● **Exercise details**
Copy word for word the lines of the records from the first line through the line containing "student-steps-cell (200, 997, 962, 1327)", including both.

● **Data lines**
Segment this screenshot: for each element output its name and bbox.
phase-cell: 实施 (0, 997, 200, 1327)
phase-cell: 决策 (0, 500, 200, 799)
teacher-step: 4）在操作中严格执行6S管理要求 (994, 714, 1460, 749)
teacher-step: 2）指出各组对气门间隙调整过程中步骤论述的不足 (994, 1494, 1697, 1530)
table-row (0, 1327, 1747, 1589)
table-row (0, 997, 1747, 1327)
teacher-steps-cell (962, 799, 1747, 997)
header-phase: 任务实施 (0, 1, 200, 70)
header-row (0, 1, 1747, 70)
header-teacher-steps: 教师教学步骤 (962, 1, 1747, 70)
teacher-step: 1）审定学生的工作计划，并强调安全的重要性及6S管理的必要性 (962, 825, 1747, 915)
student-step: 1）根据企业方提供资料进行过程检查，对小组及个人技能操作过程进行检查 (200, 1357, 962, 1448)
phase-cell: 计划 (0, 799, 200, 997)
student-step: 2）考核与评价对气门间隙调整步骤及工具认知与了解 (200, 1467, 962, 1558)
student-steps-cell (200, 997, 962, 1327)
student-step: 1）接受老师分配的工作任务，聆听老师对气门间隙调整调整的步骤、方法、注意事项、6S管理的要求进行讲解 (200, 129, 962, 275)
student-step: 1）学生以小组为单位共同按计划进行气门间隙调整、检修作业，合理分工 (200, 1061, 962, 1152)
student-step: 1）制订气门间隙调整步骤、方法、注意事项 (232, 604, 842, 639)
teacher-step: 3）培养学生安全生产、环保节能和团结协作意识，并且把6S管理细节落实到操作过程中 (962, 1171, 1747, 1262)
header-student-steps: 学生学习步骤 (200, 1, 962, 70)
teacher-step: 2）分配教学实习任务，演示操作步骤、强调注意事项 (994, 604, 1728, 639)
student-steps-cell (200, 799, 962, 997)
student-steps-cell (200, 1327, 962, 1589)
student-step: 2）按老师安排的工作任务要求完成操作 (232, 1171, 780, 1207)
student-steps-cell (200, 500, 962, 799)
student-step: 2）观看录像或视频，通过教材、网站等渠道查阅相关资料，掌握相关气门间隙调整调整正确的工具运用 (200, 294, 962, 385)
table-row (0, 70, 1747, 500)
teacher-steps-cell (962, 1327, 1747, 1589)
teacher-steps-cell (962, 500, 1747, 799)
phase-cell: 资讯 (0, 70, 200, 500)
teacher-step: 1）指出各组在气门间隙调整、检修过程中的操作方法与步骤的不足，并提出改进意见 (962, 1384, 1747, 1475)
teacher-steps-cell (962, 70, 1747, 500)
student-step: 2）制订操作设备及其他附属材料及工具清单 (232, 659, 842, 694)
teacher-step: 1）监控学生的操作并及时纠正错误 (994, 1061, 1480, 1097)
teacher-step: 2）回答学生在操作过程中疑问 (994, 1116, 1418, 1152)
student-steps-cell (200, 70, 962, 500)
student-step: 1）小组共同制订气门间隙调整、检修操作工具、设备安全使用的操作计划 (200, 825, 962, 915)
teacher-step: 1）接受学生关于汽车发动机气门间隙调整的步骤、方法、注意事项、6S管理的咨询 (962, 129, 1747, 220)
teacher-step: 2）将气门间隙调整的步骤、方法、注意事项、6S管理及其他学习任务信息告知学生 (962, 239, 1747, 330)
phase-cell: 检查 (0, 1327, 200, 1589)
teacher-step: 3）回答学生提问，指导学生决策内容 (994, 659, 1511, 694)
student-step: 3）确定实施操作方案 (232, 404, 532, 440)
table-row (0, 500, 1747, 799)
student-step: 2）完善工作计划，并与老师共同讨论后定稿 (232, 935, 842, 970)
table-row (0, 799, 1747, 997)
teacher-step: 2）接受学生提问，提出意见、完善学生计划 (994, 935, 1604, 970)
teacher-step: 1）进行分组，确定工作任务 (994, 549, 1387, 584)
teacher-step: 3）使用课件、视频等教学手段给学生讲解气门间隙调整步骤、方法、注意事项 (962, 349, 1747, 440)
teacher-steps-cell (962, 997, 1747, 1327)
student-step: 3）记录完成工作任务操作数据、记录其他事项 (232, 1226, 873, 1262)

● **Exercise response**
Segment this screenshot: for each element output its name and bbox.
phase-cell: 实施 (0, 997, 200, 1327)
phase-cell: 决策 (0, 500, 200, 799)
teacher-step: 4）在操作中严格执行6S管理要求 (994, 714, 1460, 749)
teacher-step: 2）指出各组对气门间隙调整过程中步骤论述的不足 (994, 1494, 1697, 1530)
table-row (0, 1327, 1747, 1589)
table-row (0, 997, 1747, 1327)
teacher-steps-cell (962, 799, 1747, 997)
header-phase: 任务实施 (0, 1, 200, 70)
header-row (0, 1, 1747, 70)
header-teacher-steps: 教师教学步骤 (962, 1, 1747, 70)
teacher-step: 1）审定学生的工作计划，并强调安全的重要性及6S管理的必要性 (962, 825, 1747, 915)
student-step: 1）根据企业方提供资料进行过程检查，对小组及个人技能操作过程进行检查 (200, 1357, 962, 1448)
phase-cell: 计划 (0, 799, 200, 997)
student-step: 2）考核与评价对气门间隙调整步骤及工具认知与了解 (200, 1467, 962, 1558)
student-steps-cell (200, 997, 962, 1327)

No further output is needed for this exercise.